### PROBLEM TO SOLVE
Copy the material below word for word, keeping every line and its numbers in their original order.

### DATA IN THIS EXERCISE
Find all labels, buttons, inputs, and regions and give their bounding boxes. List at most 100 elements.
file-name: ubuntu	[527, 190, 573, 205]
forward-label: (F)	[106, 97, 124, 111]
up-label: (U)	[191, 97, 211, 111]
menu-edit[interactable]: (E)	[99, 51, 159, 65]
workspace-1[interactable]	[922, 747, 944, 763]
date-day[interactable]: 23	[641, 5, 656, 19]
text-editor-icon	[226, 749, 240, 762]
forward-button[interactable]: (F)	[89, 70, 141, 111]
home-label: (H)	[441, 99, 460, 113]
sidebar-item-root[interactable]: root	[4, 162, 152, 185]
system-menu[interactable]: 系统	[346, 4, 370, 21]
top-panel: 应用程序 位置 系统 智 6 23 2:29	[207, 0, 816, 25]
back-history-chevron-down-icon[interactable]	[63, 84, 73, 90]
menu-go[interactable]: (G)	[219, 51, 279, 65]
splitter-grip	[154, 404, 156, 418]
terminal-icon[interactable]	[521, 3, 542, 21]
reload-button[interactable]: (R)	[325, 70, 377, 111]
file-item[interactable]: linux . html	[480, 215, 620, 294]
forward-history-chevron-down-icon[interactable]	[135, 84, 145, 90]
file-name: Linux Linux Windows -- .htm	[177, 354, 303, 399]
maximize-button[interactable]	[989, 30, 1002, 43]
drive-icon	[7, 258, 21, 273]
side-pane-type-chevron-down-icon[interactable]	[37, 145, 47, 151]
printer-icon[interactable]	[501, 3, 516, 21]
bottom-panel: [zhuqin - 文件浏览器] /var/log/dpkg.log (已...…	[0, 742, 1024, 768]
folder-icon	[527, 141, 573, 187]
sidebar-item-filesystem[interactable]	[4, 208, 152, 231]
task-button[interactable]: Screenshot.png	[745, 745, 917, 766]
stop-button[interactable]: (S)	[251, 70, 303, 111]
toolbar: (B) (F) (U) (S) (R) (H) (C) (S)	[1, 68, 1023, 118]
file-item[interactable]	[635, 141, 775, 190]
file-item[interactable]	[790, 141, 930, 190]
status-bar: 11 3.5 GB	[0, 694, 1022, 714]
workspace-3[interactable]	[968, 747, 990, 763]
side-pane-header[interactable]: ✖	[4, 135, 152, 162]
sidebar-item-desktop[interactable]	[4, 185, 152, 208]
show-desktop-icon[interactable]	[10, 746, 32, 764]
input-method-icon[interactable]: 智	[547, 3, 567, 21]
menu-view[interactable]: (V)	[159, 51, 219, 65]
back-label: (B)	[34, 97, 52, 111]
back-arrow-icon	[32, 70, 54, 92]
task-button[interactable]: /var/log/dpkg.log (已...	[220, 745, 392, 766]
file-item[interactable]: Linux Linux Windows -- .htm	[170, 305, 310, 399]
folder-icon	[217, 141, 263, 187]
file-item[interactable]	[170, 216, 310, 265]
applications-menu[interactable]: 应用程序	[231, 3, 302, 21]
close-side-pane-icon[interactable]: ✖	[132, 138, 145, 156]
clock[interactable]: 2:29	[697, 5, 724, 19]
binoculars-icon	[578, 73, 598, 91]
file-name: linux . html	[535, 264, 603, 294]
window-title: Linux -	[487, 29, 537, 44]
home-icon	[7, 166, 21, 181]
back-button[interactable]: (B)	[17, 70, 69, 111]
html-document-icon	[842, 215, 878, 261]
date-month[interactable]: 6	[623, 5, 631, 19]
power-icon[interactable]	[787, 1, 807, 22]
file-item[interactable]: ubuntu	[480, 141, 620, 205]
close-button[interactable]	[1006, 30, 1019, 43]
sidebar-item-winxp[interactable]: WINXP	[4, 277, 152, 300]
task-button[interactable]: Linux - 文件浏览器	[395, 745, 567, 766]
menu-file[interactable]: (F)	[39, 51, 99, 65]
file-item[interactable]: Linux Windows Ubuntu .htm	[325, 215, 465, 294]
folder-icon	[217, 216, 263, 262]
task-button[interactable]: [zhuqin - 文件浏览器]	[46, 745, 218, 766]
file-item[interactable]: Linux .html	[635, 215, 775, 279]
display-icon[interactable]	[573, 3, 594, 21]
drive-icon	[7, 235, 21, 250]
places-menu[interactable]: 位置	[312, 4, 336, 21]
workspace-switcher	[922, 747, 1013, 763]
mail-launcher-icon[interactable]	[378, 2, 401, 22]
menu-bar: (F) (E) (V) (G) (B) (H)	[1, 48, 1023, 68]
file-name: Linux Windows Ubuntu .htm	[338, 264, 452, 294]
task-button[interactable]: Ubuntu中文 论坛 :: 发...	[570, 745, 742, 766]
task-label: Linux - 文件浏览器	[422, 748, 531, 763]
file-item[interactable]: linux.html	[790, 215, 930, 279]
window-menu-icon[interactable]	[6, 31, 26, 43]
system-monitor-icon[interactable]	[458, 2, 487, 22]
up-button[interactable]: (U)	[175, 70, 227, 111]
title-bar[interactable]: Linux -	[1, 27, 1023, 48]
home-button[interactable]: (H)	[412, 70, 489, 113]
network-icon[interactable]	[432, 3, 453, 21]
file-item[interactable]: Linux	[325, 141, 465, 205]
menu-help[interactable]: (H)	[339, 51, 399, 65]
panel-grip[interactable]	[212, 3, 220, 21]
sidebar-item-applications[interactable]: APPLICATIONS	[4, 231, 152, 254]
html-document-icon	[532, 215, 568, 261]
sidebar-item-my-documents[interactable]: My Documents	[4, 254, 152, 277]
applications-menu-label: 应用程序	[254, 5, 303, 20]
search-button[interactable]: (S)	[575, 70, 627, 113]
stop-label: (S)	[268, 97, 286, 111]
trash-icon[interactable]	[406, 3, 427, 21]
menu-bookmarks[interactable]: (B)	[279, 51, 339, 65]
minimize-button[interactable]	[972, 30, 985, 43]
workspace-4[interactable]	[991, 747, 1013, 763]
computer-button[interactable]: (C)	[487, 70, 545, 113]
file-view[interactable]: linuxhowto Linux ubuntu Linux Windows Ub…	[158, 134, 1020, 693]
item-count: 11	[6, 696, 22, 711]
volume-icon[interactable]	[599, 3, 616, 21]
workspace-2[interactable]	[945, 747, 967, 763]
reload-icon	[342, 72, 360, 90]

### THE OUTPUT
Find all labels, buttons, inputs, and regions and give their bounding boxes. List at most 100 elements.
file-name: ubuntu	[527, 190, 573, 205]
forward-label: (F)	[106, 97, 124, 111]
up-label: (U)	[191, 97, 211, 111]
menu-edit[interactable]: (E)	[99, 51, 159, 65]
workspace-1[interactable]	[922, 747, 944, 763]
date-day[interactable]: 23	[641, 5, 656, 19]
text-editor-icon	[226, 749, 240, 762]
forward-button[interactable]: (F)	[89, 70, 141, 111]
home-label: (H)	[441, 99, 460, 113]
sidebar-item-root[interactable]: root	[4, 162, 152, 185]
system-menu[interactable]: 系统	[346, 4, 370, 21]
top-panel: 应用程序 位置 系统 智 6 23 2:29	[207, 0, 816, 25]
back-history-chevron-down-icon[interactable]	[63, 84, 73, 90]
menu-go[interactable]: (G)	[219, 51, 279, 65]
splitter-grip	[154, 404, 156, 418]
terminal-icon[interactable]	[521, 3, 542, 21]
reload-button[interactable]: (R)	[325, 70, 377, 111]
file-item[interactable]: linux . html	[480, 215, 620, 294]
forward-history-chevron-down-icon[interactable]	[135, 84, 145, 90]
file-name: Linux Linux Windows -- .htm	[177, 354, 303, 399]
maximize-button[interactable]	[989, 30, 1002, 43]
drive-icon	[7, 258, 21, 273]
side-pane-type-chevron-down-icon[interactable]	[37, 145, 47, 151]
printer-icon[interactable]	[501, 3, 516, 21]
bottom-panel: [zhuqin - 文件浏览器] /var/log/dpkg.log (已...…	[0, 742, 1024, 768]
folder-icon	[527, 141, 573, 187]
sidebar-item-filesystem[interactable]	[4, 208, 152, 231]
task-button[interactable]: Screenshot.png	[745, 745, 917, 766]
stop-button[interactable]: (S)	[251, 70, 303, 111]
toolbar: (B) (F) (U) (S) (R) (H) (C) (S)	[1, 68, 1023, 118]
file-item[interactable]	[635, 141, 775, 190]
file-item[interactable]	[790, 141, 930, 190]
status-bar: 11 3.5 GB	[0, 694, 1022, 714]
workspace-3[interactable]	[968, 747, 990, 763]
side-pane-header[interactable]: ✖	[4, 135, 152, 162]
sidebar-item-desktop[interactable]	[4, 185, 152, 208]
show-desktop-icon[interactable]	[10, 746, 32, 764]
input-method-icon[interactable]: 智	[547, 3, 567, 21]
menu-view[interactable]: (V)	[159, 51, 219, 65]
back-label: (B)	[34, 97, 52, 111]
back-arrow-icon	[32, 70, 54, 92]
task-button[interactable]: /var/log/dpkg.log (已...	[220, 745, 392, 766]
file-item[interactable]: Linux Linux Windows -- .htm	[170, 305, 310, 399]
folder-icon	[217, 141, 263, 187]
file-item[interactable]	[170, 216, 310, 265]
applications-menu[interactable]: 应用程序	[231, 3, 302, 21]
close-side-pane-icon[interactable]: ✖	[132, 138, 145, 156]
clock[interactable]: 2:29	[697, 5, 724, 19]
binoculars-icon	[578, 73, 598, 91]
file-name: linux . html	[535, 264, 603, 294]
window-title: Linux -	[487, 29, 537, 44]
home-icon	[7, 166, 21, 181]
back-button[interactable]: (B)	[17, 70, 69, 111]
html-document-icon	[842, 215, 878, 261]
date-month[interactable]: 6	[623, 5, 631, 19]
power-icon[interactable]	[787, 1, 807, 22]
file-item[interactable]: ubuntu	[480, 141, 620, 205]
close-button[interactable]	[1006, 30, 1019, 43]
sidebar-item-winxp[interactable]: WINXP	[4, 277, 152, 300]
task-button[interactable]: Linux - 文件浏览器	[395, 745, 567, 766]
menu-file[interactable]: (F)	[39, 51, 99, 65]
file-item[interactable]: Linux Windows Ubuntu .htm	[325, 215, 465, 294]
folder-icon	[217, 216, 263, 262]
task-button[interactable]: [zhuqin - 文件浏览器]	[46, 745, 218, 766]
file-item[interactable]: Linux .html	[635, 215, 775, 279]
display-icon[interactable]	[573, 3, 594, 21]
drive-icon	[7, 235, 21, 250]
places-menu[interactable]: 位置	[312, 4, 336, 21]
workspace-switcher	[922, 747, 1013, 763]
mail-launcher-icon[interactable]	[378, 2, 401, 22]
menu-bar: (F) (E) (V) (G) (B) (H)	[1, 48, 1023, 68]
file-name: Linux Windows Ubuntu .htm	[338, 264, 452, 294]
task-button[interactable]: Ubuntu中文 论坛 :: 发...	[570, 745, 742, 766]
task-label: Linux - 文件浏览器	[422, 748, 531, 763]
file-item[interactable]: linux.html	[790, 215, 930, 279]
window-menu-icon[interactable]	[6, 31, 26, 43]
system-monitor-icon[interactable]	[458, 2, 487, 22]
up-button[interactable]: (U)	[175, 70, 227, 111]
title-bar[interactable]: Linux -	[1, 27, 1023, 48]
home-button[interactable]: (H)	[412, 70, 489, 113]
network-icon[interactable]	[432, 3, 453, 21]
file-item[interactable]: Linux	[325, 141, 465, 205]
menu-help[interactable]: (H)	[339, 51, 399, 65]
panel-grip[interactable]	[212, 3, 220, 21]
sidebar-item-applications[interactable]: APPLICATIONS	[4, 231, 152, 254]
html-document-icon	[532, 215, 568, 261]
sidebar-item-my-documents[interactable]: My Documents	[4, 254, 152, 277]
applications-menu-label: 应用程序	[254, 5, 303, 20]
search-button[interactable]: (S)	[575, 70, 627, 113]
stop-label: (S)	[268, 97, 286, 111]
trash-icon[interactable]	[406, 3, 427, 21]
menu-bookmarks[interactable]: (B)	[279, 51, 339, 65]
minimize-button[interactable]	[972, 30, 985, 43]
workspace-4[interactable]	[991, 747, 1013, 763]
computer-button[interactable]: (C)	[487, 70, 545, 113]
file-view[interactable]: linuxhowto Linux ubuntu Linux Windows Ub…	[158, 134, 1020, 693]
item-count: 11	[6, 696, 22, 711]
volume-icon[interactable]	[599, 3, 616, 21]
workspace-2[interactable]	[945, 747, 967, 763]
reload-icon	[342, 72, 360, 90]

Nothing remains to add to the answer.